**THE EXERCISE:** Reproduce the listing word for word. Skip any image.

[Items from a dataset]
==*==

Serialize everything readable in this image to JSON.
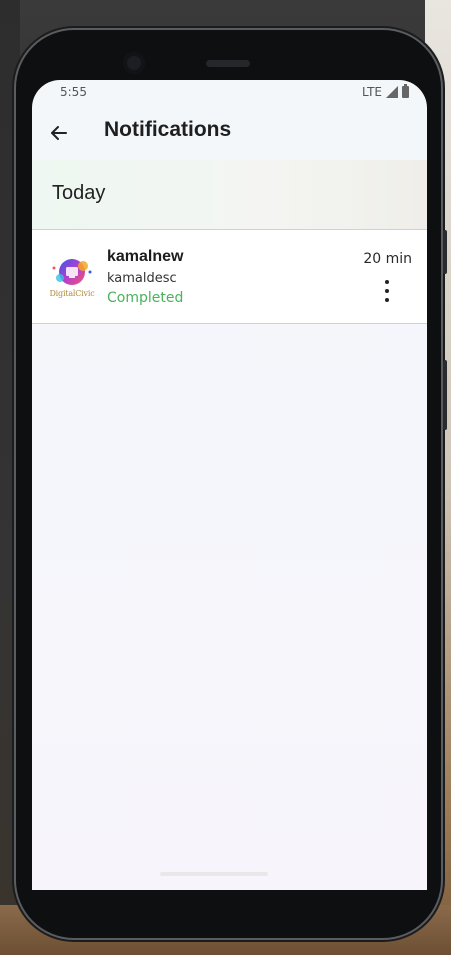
{
  "status_bar": {
    "time": "5:55",
    "network": "LTE"
  },
  "app_bar": {
    "title": "Notifications"
  },
  "sections": [
    {
      "title": "Today",
      "items": [
        {
          "logo_text": "DigitalCivic",
          "title": "kamalnew",
          "description": "kamaldesc",
          "status": "Completed",
          "time": "20 min"
        }
      ]
    }
  ],
  "colors": {
    "status_completed": "#49b25a",
    "text_primary": "#1f1f1f"
  },
  "icons": {
    "back": "arrow-left-icon",
    "more": "more-vertical-icon",
    "signal": "signal-icon",
    "battery": "battery-icon"
  }
}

==*==

**OUTPUT:**
Serialize everything readable in this image to JSON.
{
  "status_bar": {
    "time": "5:55",
    "network": "LTE"
  },
  "app_bar": {
    "title": "Notifications"
  },
  "sections": [
    {
      "title": "Today",
      "items": [
        {
          "logo_text": "DigitalCivic",
          "title": "kamalnew",
          "description": "kamaldesc",
          "status": "Completed",
          "time": "20 min"
        }
      ]
    }
  ],
  "colors": {
    "status_completed": "#49b25a",
    "text_primary": "#1f1f1f"
  },
  "icons": {
    "back": "arrow-left-icon",
    "more": "more-vertical-icon",
    "signal": "signal-icon",
    "battery": "battery-icon"
  }
}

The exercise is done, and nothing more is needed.